'''

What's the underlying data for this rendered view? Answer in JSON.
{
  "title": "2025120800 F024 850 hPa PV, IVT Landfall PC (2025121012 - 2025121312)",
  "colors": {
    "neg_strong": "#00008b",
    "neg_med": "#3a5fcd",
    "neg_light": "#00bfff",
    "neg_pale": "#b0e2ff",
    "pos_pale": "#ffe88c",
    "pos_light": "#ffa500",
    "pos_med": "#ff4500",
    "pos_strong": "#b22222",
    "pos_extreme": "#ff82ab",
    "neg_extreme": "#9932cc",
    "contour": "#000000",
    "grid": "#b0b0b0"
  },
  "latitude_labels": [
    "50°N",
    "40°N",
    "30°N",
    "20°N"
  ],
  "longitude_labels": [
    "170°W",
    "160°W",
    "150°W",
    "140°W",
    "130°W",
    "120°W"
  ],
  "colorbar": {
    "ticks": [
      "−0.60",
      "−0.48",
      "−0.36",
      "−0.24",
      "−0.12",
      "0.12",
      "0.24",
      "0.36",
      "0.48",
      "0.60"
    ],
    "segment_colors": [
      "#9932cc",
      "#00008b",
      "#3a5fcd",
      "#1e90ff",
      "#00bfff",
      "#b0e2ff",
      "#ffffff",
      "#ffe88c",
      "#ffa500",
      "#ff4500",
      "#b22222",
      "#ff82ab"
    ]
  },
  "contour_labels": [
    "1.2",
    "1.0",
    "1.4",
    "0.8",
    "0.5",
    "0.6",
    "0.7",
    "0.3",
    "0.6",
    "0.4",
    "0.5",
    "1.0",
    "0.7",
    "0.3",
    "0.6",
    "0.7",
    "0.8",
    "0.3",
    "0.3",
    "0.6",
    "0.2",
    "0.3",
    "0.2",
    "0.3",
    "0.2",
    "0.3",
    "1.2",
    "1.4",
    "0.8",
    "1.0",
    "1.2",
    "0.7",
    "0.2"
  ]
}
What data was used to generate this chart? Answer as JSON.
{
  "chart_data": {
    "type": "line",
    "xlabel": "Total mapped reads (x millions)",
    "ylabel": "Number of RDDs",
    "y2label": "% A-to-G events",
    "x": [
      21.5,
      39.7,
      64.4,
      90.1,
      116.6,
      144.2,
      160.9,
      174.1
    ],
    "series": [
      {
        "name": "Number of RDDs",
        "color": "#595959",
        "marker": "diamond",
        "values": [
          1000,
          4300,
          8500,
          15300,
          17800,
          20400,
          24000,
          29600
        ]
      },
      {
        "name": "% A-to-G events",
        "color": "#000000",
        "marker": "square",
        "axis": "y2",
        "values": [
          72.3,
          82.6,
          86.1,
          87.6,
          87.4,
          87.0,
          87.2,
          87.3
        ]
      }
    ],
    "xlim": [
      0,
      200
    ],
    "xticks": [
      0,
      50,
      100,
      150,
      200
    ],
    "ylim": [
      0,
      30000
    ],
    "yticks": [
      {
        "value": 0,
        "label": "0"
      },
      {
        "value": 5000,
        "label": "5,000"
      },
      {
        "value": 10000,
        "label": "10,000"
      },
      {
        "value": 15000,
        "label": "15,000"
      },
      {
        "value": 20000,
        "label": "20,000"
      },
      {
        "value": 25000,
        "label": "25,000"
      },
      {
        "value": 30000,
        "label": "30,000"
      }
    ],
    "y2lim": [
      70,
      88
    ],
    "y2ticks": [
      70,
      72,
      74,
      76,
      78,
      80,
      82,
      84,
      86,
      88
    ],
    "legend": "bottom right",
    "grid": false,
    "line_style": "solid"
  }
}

'''

WHAT IS EXPECTED: Go through the entries and return each line where the word "RDDs" appears.

COMPLETE OUTPUT:
    "ylabel": "Number of RDDs",
        "name": "Number of RDDs",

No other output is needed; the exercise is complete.